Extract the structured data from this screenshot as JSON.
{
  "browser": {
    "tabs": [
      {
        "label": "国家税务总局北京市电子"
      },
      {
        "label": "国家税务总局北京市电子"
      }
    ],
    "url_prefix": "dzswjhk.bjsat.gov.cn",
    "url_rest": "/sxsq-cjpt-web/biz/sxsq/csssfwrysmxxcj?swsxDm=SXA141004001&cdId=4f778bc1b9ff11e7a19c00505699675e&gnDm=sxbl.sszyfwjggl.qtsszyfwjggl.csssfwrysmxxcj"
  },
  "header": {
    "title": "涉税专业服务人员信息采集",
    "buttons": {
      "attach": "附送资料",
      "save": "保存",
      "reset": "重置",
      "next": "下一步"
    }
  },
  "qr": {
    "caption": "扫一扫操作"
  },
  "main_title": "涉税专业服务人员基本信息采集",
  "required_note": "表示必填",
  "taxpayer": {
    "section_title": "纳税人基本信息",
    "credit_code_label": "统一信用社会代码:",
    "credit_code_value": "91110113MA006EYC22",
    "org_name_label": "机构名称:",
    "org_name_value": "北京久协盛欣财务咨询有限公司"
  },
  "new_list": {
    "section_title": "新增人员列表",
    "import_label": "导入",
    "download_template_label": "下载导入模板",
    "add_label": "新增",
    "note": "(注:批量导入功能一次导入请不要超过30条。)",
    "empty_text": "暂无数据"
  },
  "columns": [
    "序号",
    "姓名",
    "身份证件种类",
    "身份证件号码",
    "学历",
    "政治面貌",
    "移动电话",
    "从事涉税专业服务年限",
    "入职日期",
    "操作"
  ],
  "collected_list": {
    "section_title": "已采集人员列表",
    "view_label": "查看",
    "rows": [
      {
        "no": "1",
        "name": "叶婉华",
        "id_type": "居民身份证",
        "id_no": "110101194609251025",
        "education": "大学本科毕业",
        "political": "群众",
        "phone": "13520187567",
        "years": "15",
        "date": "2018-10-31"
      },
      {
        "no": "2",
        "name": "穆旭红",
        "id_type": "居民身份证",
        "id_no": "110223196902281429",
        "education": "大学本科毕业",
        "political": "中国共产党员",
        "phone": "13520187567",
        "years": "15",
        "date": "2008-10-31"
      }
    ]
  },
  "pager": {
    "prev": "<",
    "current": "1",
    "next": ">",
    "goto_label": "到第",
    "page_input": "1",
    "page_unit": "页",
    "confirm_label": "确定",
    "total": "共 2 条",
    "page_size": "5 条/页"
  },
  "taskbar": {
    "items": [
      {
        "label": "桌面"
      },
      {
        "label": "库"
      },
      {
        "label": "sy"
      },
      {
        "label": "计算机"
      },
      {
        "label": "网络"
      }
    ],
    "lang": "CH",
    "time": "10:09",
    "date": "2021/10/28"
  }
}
-.-.-
(Set problem)
Restate the data above word for word.

(Response to the task)
Extract the structured data from this screenshot as JSON.
{
  "browser": {
    "tabs": [
      {
        "label": "国家税务总局北京市电子"
      },
      {
        "label": "国家税务总局北京市电子"
      }
    ],
    "url_prefix": "dzswjhk.bjsat.gov.cn",
    "url_rest": "/sxsq-cjpt-web/biz/sxsq/csssfwrysmxxcj?swsxDm=SXA141004001&cdId=4f778bc1b9ff11e7a19c00505699675e&gnDm=sxbl.sszyfwjggl.qtsszyfwjggl.csssfwrysmxxcj"
  },
  "header": {
    "title": "涉税专业服务人员信息采集",
    "buttons": {
      "attach": "附送资料",
      "save": "保存",
      "reset": "重置",
      "next": "下一步"
    }
  },
  "qr": {
    "caption": "扫一扫操作"
  },
  "main_title": "涉税专业服务人员基本信息采集",
  "required_note": "表示必填",
  "taxpayer": {
    "section_title": "纳税人基本信息",
    "credit_code_label": "统一信用社会代码:",
    "credit_code_value": "91110113MA006EYC22",
    "org_name_label": "机构名称:",
    "org_name_value": "北京久协盛欣财务咨询有限公司"
  },
  "new_list": {
    "section_title": "新增人员列表",
    "import_label": "导入",
    "download_template_label": "下载导入模板",
    "add_label": "新增",
    "note": "(注:批量导入功能一次导入请不要超过30条。)",
    "empty_text": "暂无数据"
  },
  "columns": [
    "序号",
    "姓名",
    "身份证件种类",
    "身份证件号码",
    "学历",
    "政治面貌",
    "移动电话",
    "从事涉税专业服务年限",
    "入职日期",
    "操作"
  ],
  "collected_list": {
    "section_title": "已采集人员列表",
    "view_label": "查看",
    "rows": [
      {
        "no": "1",
        "name": "叶婉华",
        "id_type": "居民身份证",
        "id_no": "110101194609251025",
        "education": "大学本科毕业",
        "political": "群众",
        "phone": "13520187567",
        "years": "15",
        "date": "2018-10-31"
      },
      {
        "no": "2",
        "name": "穆旭红",
        "id_type": "居民身份证",
        "id_no": "110223196902281429",
        "education": "大学本科毕业",
        "political": "中国共产党员",
        "phone": "13520187567",
        "years": "15",
        "date": "2008-10-31"
      }
    ]
  },
  "pager": {
    "prev": "<",
    "current": "1",
    "next": ">",
    "goto_label": "到第",
    "page_input": "1",
    "page_unit": "页",
    "confirm_label": "确定",
    "total": "共 2 条",
    "page_size": "5 条/页"
  },
  "taskbar": {
    "items": [
      {
        "label": "桌面"
      },
      {
        "label": "库"
      },
      {
        "label": "sy"
      },
      {
        "label": "计算机"
      },
      {
        "label": "网络"
      }
    ],
    "lang": "CH",
    "time": "10:09",
    "date": "2021/10/28"
  }
}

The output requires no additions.